[Dataset entries]
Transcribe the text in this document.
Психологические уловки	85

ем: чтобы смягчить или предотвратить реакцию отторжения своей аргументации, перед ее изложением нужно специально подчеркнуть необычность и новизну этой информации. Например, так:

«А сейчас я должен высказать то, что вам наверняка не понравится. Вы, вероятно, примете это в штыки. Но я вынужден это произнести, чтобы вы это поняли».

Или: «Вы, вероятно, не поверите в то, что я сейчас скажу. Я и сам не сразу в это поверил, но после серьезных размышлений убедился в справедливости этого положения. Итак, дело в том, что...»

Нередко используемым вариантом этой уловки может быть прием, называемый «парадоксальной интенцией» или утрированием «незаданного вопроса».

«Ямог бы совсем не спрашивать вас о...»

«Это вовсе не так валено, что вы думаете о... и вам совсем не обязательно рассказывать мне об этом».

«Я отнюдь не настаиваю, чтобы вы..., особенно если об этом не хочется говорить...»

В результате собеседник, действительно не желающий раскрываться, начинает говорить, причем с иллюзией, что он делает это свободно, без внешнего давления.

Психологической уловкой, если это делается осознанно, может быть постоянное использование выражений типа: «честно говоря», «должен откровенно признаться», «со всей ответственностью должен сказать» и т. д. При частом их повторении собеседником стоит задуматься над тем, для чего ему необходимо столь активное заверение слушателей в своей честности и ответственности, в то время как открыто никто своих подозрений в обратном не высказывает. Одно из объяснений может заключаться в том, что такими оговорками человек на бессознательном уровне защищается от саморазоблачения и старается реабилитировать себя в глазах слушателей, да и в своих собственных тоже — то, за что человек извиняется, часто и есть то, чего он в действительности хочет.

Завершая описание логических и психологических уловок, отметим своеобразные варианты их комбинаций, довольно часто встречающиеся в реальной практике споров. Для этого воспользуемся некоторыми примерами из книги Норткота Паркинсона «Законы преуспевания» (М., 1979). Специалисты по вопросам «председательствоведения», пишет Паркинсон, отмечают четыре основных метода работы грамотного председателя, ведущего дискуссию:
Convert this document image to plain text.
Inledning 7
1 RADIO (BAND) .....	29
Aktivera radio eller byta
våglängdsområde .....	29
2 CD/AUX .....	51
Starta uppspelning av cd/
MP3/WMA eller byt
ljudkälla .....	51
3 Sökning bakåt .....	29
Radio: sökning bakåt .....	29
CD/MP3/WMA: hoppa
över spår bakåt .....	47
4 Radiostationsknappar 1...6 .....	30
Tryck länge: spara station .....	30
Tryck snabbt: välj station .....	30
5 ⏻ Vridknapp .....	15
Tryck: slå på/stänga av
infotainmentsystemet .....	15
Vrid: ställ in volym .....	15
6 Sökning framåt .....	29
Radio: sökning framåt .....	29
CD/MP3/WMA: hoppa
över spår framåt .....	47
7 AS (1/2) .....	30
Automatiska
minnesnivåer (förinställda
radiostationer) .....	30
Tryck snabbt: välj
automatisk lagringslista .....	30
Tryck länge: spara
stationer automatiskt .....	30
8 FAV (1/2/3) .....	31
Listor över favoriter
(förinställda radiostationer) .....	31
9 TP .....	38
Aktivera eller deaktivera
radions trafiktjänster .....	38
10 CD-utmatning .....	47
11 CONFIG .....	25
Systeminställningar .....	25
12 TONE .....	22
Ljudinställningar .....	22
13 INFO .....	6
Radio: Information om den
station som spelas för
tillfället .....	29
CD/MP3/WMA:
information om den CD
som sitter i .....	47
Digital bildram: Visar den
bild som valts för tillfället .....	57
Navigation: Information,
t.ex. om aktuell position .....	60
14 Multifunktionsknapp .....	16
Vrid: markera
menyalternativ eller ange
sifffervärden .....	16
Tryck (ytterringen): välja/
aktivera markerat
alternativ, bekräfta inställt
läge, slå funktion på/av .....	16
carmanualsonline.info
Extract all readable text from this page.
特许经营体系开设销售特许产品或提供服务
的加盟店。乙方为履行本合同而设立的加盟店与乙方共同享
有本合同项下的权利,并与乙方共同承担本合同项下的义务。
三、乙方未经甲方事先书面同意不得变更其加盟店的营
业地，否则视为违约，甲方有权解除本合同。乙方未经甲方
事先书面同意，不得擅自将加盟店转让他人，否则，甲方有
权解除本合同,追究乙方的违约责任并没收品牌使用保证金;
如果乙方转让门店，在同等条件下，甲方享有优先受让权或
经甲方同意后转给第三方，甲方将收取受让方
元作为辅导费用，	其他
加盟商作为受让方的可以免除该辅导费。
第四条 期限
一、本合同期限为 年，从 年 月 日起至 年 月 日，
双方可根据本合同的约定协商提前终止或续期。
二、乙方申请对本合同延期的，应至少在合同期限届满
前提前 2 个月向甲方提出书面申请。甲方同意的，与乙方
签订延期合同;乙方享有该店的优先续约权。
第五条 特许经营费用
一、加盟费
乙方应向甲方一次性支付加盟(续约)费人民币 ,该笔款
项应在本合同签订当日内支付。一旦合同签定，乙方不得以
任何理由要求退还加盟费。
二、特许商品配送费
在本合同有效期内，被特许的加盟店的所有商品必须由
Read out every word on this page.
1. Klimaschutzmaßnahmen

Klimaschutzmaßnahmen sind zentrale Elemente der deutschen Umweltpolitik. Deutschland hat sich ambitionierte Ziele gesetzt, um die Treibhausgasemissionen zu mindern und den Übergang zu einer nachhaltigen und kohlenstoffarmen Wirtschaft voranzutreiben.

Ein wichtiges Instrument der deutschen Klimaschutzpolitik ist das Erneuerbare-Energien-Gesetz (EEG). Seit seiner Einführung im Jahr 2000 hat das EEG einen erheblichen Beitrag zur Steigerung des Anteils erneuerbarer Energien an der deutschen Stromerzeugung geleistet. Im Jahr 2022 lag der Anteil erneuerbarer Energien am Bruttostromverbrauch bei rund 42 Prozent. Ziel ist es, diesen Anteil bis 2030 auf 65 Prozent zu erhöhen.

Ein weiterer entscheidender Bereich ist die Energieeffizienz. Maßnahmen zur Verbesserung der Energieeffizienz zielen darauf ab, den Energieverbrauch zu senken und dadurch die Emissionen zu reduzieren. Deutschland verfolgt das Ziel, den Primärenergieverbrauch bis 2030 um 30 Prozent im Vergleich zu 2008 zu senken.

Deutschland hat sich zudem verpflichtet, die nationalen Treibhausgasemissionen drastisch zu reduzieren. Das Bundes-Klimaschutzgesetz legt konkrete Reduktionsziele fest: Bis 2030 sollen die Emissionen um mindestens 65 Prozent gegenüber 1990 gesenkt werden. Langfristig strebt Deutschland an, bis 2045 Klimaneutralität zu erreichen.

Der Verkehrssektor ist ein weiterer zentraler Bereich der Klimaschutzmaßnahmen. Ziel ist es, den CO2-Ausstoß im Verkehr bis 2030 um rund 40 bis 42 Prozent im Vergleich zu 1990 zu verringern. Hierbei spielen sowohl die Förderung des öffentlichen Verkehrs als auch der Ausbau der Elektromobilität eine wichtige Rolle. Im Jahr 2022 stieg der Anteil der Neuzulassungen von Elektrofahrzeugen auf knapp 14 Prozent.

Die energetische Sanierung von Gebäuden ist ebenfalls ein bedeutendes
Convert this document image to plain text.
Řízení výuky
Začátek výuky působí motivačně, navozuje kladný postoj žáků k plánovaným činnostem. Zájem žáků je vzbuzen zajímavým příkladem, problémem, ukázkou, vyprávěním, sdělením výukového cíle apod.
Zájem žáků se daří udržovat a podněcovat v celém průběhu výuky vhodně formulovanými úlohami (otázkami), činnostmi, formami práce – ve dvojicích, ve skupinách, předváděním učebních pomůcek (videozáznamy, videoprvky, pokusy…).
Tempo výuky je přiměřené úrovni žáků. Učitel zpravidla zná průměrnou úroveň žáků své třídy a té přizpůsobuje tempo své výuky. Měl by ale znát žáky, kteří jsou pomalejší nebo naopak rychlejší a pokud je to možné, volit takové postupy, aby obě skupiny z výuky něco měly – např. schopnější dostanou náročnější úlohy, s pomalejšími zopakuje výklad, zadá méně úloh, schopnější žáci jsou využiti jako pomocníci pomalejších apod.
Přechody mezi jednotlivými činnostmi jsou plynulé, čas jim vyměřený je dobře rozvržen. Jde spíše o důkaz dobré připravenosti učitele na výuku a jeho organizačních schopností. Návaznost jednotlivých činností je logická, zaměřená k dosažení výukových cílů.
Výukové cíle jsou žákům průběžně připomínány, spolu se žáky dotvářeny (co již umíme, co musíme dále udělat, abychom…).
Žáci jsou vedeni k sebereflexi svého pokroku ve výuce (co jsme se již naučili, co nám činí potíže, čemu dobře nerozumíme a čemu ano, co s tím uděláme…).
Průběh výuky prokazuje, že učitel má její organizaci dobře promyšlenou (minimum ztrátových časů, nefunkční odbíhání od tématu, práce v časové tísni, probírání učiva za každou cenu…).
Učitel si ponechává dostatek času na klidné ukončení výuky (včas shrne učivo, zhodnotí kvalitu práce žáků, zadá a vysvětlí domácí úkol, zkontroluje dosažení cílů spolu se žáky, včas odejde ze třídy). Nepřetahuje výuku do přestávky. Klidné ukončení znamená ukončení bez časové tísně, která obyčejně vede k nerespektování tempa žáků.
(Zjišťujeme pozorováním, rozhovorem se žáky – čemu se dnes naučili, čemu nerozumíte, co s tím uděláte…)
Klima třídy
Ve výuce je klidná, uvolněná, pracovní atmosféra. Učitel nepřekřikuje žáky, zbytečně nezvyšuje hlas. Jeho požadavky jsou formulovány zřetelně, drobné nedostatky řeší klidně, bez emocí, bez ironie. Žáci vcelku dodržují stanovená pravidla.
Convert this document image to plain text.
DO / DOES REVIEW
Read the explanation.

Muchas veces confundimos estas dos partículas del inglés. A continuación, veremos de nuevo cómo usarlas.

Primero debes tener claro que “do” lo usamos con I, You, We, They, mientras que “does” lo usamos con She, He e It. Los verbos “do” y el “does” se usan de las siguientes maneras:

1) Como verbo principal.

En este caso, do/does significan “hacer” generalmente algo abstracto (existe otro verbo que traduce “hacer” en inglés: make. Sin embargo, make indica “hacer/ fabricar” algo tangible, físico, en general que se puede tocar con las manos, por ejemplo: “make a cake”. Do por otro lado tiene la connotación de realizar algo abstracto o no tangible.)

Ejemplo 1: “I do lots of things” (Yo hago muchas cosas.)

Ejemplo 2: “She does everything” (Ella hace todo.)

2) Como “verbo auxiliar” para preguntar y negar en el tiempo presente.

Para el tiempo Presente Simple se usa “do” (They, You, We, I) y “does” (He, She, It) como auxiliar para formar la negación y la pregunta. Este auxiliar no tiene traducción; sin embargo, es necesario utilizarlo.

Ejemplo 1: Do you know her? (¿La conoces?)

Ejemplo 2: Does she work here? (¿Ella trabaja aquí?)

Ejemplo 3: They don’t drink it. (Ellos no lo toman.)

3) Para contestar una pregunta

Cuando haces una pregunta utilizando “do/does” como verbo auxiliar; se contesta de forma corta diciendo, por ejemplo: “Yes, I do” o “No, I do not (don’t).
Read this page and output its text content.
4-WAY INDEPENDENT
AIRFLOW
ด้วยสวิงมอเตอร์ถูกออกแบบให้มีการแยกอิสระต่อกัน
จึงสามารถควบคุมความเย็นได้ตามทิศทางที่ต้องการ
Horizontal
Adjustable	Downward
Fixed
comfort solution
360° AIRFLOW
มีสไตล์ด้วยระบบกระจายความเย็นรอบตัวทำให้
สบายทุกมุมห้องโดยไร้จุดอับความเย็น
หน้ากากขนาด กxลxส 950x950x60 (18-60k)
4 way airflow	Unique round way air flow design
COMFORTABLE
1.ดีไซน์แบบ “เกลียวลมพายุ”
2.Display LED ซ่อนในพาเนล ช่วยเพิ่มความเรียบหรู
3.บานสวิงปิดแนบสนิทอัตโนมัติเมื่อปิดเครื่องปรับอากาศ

** GIVEN TASK **
Set down only these lines, exactly: the line containing "Read this page and output its text content." and each line after it, through the end of the listing.

** SOLUTION TO THIS TASK **
Read this page and output its text content.
4-WAY INDEPENDENT
AIRFLOW
ด้วยสวิงมอเตอร์ถูกออกแบบให้มีการแยกอิสระต่อกัน
จึงสามารถควบคุมความเย็นได้ตามทิศทางที่ต้องการ
Horizontal
Adjustable	Downward
Fixed
comfort solution
360° AIRFLOW
มีสไตล์ด้วยระบบกระจายความเย็นรอบตัวทำให้
สบายทุกมุมห้องโดยไร้จุดอับความเย็น
หน้ากากขนาด กxลxส 950x950x60 (18-60k)
4 way airflow	Unique round way air flow design
COMFORTABLE
1.ดีไซน์แบบ “เกลียวลมพายุ”
2.Display LED ซ่อนในพาเนล ช่วยเพิ่มความเรียบหรู
3.บานสวิงปิดแนบสนิทอัตโนมัติเมื่อปิดเครื่องปรับอากาศ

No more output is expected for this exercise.